Stored rows:
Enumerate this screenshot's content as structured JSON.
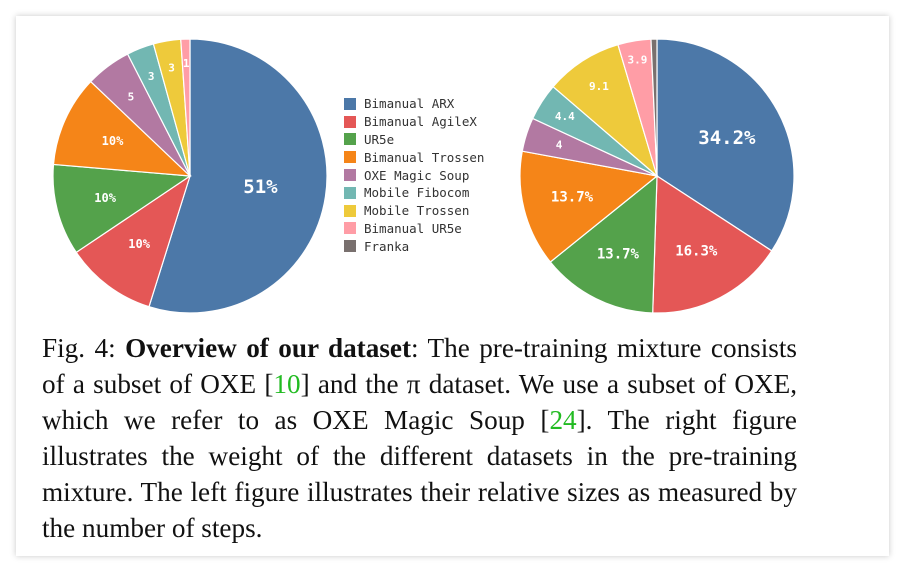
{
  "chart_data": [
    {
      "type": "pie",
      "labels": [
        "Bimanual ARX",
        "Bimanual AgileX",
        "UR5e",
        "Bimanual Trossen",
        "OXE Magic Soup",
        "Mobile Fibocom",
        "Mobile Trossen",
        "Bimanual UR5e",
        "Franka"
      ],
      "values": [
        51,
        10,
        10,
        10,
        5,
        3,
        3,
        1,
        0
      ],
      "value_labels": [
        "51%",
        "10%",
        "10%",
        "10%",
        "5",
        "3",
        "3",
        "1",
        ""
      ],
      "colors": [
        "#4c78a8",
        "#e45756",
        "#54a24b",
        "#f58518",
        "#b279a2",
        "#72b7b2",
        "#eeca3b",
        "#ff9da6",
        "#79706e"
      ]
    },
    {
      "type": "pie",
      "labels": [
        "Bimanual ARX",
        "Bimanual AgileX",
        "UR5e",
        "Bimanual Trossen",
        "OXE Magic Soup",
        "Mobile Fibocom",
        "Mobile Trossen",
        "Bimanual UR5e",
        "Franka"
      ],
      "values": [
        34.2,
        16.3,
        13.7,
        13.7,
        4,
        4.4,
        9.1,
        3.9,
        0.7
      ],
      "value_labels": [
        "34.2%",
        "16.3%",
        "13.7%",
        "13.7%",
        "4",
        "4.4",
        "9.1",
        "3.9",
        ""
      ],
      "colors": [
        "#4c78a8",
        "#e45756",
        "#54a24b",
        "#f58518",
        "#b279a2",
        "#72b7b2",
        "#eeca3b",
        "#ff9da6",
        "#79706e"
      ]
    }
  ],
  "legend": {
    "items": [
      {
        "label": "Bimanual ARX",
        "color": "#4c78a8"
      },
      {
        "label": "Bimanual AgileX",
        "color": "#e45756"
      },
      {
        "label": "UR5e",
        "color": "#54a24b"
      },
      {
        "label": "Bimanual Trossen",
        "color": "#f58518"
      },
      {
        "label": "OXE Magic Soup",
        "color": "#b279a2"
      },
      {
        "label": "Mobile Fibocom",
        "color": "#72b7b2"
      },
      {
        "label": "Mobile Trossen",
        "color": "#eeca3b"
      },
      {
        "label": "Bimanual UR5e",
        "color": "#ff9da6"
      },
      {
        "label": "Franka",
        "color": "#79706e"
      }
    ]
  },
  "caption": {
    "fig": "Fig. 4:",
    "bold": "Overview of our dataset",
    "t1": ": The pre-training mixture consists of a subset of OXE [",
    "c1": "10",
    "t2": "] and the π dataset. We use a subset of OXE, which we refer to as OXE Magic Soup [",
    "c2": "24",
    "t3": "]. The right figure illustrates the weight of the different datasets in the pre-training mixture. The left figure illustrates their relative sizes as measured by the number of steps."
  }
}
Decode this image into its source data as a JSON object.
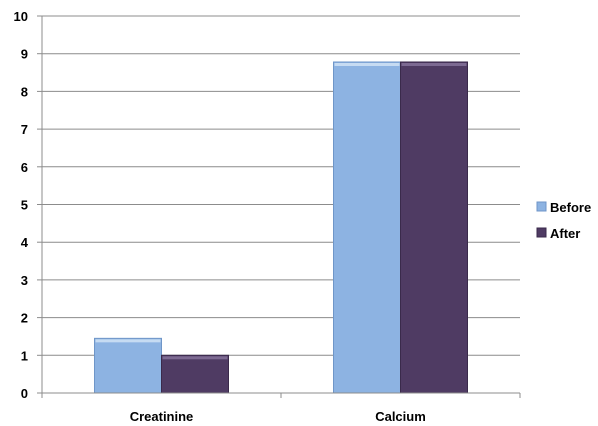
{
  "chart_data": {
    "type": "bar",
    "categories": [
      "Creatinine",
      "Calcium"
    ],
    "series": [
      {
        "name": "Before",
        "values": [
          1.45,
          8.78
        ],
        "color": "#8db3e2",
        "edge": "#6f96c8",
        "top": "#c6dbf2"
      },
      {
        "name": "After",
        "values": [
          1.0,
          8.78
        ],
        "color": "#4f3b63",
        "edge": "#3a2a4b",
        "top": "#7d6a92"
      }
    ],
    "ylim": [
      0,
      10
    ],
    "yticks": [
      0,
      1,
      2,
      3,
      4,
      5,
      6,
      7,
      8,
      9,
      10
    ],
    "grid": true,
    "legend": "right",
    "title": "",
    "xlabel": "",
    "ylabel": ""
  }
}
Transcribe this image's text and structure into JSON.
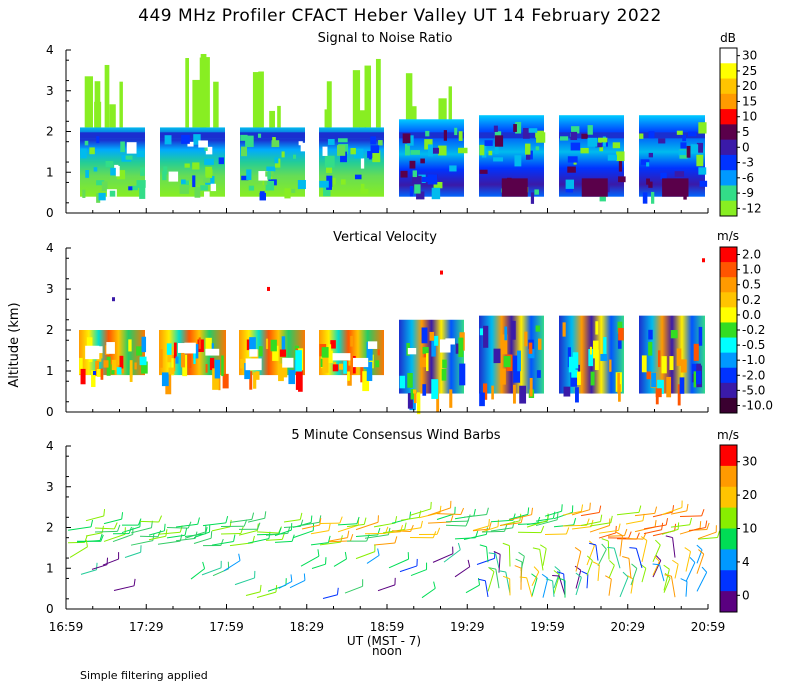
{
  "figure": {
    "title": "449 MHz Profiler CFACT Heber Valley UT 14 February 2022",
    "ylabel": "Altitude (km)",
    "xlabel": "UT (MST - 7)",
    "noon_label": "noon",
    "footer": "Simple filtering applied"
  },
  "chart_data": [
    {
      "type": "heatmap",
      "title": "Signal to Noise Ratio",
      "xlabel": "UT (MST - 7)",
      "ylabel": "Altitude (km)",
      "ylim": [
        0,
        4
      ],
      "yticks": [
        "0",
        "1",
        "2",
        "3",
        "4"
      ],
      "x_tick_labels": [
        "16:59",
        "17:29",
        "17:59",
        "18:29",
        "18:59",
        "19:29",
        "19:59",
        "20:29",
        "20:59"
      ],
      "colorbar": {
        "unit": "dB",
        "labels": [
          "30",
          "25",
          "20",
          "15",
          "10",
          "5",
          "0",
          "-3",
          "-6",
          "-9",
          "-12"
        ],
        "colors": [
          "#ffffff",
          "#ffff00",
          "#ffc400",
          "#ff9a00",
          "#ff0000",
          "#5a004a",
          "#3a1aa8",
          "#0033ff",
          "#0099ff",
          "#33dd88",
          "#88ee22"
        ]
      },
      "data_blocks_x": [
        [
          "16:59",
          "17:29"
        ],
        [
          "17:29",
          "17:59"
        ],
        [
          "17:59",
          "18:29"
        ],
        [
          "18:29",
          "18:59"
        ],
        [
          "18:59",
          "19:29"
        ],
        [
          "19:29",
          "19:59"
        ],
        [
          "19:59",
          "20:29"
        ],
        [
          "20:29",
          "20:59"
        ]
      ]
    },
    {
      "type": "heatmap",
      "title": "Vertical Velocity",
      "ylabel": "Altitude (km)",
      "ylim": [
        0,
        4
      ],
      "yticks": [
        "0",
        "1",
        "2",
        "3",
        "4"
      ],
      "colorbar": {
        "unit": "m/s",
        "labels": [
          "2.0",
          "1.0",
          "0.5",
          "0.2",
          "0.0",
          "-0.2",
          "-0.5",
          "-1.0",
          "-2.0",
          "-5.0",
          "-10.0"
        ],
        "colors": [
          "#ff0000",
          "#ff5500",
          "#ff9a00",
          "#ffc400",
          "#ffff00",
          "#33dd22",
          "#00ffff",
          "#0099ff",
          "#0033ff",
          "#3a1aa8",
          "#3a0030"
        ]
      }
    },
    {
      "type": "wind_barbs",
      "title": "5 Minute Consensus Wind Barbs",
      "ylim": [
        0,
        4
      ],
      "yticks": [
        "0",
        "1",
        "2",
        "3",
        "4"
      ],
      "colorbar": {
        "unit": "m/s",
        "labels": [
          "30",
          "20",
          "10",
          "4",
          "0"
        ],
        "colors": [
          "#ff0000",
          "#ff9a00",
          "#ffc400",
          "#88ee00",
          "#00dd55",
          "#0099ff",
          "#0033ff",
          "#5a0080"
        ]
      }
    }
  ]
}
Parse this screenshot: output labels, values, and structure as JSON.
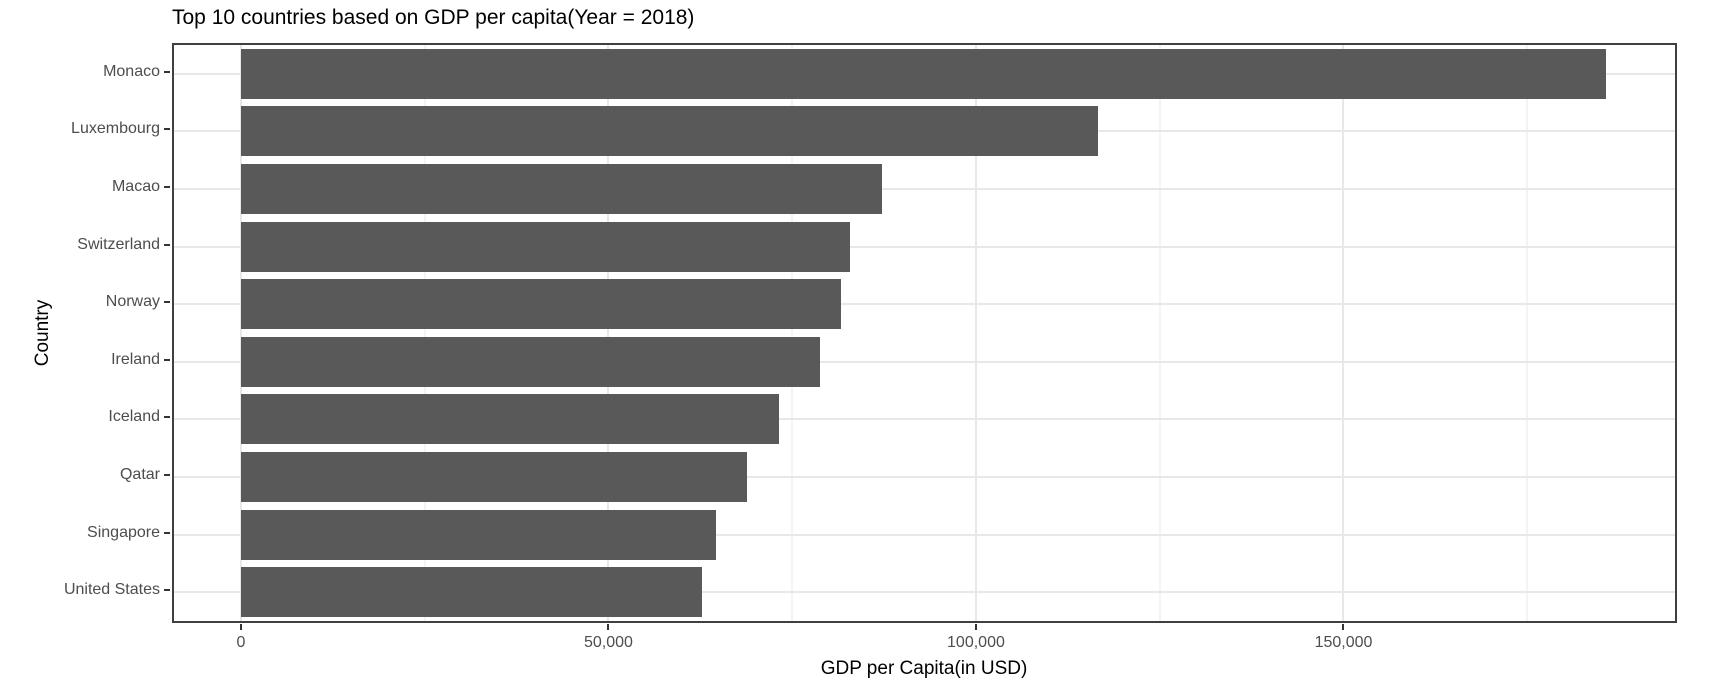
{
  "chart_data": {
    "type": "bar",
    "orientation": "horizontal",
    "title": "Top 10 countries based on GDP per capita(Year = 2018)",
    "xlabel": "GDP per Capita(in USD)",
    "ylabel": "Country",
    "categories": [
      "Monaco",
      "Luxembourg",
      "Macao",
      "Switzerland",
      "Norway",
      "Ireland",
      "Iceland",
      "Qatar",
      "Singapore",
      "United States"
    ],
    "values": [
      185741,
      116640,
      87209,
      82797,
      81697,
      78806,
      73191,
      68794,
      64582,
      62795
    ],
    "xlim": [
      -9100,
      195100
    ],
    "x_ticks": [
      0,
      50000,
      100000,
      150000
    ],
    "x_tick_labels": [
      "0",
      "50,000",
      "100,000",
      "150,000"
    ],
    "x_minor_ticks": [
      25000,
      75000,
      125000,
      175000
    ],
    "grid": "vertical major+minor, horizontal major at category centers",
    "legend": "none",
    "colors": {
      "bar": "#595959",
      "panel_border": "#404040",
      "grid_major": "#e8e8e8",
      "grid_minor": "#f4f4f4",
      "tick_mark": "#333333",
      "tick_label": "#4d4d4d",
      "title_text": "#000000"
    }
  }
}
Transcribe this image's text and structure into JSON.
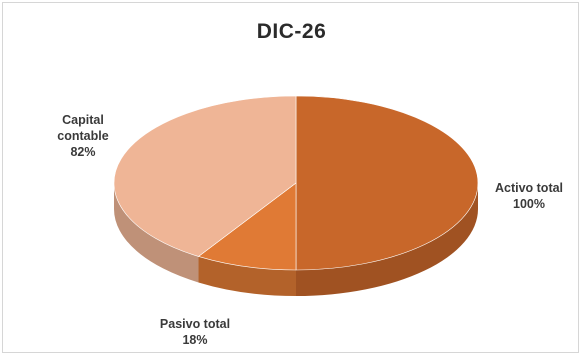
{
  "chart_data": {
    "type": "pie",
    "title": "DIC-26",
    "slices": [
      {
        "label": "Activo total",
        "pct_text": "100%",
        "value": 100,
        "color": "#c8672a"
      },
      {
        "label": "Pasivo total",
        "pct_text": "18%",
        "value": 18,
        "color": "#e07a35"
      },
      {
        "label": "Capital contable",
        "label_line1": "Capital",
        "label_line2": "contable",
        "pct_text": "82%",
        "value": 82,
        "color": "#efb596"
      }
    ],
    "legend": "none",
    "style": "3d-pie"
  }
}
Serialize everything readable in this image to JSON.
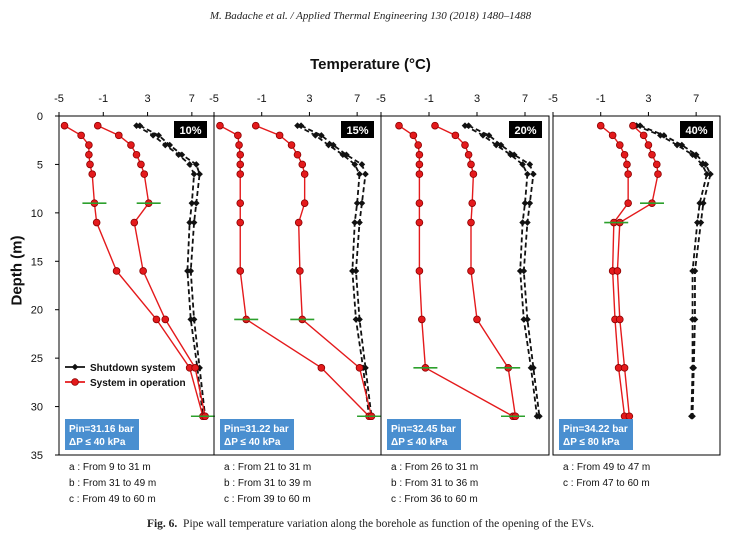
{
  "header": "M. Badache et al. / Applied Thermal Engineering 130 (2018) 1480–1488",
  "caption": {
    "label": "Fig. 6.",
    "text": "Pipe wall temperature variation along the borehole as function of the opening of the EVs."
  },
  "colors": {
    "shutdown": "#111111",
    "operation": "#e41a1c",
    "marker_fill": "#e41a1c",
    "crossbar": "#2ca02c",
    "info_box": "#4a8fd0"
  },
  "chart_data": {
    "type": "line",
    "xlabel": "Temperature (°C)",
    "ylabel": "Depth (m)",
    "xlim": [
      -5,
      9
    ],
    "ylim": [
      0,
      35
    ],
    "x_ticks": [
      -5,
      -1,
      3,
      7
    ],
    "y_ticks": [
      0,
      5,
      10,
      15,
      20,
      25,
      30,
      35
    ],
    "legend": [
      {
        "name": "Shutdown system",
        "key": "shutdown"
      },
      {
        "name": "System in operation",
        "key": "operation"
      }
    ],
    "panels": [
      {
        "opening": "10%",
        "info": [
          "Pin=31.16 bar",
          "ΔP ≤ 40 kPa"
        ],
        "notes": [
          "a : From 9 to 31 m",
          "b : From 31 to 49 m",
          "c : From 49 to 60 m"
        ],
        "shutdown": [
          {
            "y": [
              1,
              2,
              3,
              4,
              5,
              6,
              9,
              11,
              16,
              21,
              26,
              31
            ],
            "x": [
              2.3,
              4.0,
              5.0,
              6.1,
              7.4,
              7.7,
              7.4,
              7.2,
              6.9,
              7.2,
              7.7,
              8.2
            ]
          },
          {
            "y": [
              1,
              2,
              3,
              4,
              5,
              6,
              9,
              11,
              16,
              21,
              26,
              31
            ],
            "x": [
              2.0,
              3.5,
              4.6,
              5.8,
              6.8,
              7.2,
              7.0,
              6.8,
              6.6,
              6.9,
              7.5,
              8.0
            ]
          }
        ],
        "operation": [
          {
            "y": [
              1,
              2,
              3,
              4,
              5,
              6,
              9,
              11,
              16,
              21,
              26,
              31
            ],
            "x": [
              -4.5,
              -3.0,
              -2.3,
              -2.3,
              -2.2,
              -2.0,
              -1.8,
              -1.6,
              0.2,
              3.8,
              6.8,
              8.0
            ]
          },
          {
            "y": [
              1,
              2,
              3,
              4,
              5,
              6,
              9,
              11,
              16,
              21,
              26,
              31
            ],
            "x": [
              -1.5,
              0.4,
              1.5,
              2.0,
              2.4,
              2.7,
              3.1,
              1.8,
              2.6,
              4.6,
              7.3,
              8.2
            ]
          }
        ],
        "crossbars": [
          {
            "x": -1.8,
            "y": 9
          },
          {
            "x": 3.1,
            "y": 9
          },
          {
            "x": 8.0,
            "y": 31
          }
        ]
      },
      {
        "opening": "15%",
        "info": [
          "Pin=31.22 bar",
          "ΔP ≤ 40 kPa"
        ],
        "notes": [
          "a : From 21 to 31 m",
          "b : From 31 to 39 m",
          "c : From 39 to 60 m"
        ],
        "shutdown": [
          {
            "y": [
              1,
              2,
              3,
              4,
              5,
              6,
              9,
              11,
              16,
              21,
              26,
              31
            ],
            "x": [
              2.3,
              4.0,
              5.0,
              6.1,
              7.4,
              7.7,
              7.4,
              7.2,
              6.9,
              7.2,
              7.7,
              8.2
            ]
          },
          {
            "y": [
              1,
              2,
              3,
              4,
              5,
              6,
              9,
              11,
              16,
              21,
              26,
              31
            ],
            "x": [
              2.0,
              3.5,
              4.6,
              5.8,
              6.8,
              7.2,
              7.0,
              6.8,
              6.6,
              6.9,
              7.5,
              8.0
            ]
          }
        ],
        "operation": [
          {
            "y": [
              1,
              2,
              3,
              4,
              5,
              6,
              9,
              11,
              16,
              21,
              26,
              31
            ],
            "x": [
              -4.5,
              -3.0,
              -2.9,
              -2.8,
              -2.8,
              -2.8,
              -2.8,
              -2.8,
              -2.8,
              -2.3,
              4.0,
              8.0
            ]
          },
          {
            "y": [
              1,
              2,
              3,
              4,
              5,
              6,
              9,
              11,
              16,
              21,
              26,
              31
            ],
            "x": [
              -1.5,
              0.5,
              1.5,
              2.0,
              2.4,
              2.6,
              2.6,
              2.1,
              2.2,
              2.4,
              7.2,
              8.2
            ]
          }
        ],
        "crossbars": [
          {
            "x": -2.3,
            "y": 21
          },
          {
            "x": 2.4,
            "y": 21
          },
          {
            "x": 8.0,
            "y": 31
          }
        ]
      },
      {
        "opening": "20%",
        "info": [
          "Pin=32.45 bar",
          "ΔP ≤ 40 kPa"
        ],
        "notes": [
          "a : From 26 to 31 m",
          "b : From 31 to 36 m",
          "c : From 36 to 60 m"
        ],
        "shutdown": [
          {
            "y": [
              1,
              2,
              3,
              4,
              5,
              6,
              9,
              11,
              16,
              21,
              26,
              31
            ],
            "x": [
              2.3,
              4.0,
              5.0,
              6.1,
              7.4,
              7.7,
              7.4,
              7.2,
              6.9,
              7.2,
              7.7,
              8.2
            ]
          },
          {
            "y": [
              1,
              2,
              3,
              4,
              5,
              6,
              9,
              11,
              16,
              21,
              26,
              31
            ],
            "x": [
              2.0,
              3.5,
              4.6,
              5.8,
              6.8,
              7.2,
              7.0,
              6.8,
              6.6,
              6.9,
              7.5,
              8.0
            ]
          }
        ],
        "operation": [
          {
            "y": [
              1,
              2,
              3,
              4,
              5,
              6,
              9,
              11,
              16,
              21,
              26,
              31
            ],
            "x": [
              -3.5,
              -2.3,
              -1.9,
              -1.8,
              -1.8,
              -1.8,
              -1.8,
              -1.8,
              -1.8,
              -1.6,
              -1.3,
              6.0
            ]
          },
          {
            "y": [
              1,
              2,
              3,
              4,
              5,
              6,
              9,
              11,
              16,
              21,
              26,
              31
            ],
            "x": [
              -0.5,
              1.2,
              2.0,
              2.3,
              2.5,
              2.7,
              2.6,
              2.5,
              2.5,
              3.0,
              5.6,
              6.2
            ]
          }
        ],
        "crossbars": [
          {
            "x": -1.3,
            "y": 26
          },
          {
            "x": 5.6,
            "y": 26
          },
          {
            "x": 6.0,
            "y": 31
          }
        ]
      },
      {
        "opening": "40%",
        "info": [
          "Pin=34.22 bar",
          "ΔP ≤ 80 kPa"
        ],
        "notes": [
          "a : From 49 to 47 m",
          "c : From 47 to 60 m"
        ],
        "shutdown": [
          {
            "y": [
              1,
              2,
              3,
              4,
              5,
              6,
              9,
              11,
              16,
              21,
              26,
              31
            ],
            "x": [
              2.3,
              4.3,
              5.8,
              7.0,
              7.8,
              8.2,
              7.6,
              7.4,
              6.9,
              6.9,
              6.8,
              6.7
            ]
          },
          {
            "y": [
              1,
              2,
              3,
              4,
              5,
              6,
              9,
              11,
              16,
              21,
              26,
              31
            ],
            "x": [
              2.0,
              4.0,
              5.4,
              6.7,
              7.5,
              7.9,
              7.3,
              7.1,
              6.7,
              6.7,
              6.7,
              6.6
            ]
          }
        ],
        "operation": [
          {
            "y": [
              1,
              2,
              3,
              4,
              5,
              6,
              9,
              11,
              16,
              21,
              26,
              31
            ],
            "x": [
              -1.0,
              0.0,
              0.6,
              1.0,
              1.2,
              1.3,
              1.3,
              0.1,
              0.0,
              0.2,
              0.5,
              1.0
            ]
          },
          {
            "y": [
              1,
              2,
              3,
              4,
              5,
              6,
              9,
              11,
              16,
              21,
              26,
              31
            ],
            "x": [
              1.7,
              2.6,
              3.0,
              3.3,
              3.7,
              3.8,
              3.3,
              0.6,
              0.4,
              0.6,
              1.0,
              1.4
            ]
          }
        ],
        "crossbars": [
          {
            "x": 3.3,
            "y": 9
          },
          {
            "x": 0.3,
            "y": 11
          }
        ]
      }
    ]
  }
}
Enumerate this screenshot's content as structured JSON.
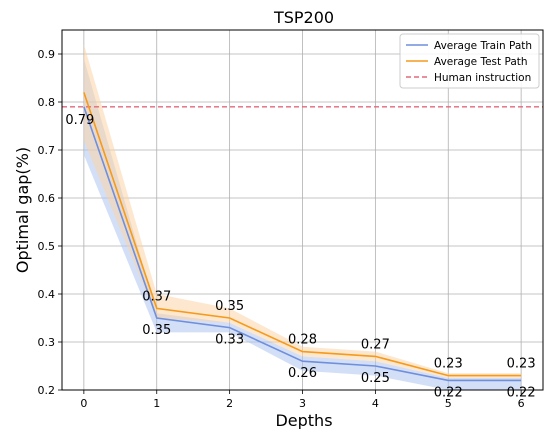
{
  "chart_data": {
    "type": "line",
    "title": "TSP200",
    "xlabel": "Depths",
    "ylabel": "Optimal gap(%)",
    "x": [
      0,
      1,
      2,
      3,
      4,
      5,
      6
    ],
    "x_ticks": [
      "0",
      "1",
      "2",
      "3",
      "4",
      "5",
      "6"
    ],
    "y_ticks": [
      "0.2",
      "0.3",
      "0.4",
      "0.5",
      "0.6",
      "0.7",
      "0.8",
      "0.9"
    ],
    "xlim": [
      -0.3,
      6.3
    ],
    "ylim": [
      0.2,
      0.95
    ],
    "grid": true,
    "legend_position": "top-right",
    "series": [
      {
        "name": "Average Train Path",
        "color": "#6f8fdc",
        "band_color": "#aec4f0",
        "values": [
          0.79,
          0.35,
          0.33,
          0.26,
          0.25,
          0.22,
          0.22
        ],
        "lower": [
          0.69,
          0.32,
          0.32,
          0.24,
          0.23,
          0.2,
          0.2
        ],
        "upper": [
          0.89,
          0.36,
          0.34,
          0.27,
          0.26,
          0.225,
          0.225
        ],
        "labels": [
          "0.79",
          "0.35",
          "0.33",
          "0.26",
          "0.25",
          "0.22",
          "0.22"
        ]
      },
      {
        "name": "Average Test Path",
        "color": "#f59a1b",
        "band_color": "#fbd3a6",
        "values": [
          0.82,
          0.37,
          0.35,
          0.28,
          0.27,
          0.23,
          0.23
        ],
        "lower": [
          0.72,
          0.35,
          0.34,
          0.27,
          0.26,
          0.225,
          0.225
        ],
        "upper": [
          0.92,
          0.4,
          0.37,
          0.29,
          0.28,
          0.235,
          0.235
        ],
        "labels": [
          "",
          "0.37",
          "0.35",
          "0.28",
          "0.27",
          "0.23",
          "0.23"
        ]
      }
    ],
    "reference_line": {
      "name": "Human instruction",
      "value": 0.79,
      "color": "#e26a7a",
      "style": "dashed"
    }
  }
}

Stated goal:
Collect the complete line wherever the string "this" appears in the records.

Worked solution:
Enumerate this screenshot's content as structured JSON.
Decode this image into its source data as a JSON object.
Transcribe this image's text and structure into JSON.
Parse this screenshot: output labels, values, and structure as JSON.
Transcribe this image's text and structure into JSON.
Serialize everything readable in this image to JSON.
Enumerate this screenshot's content as structured JSON.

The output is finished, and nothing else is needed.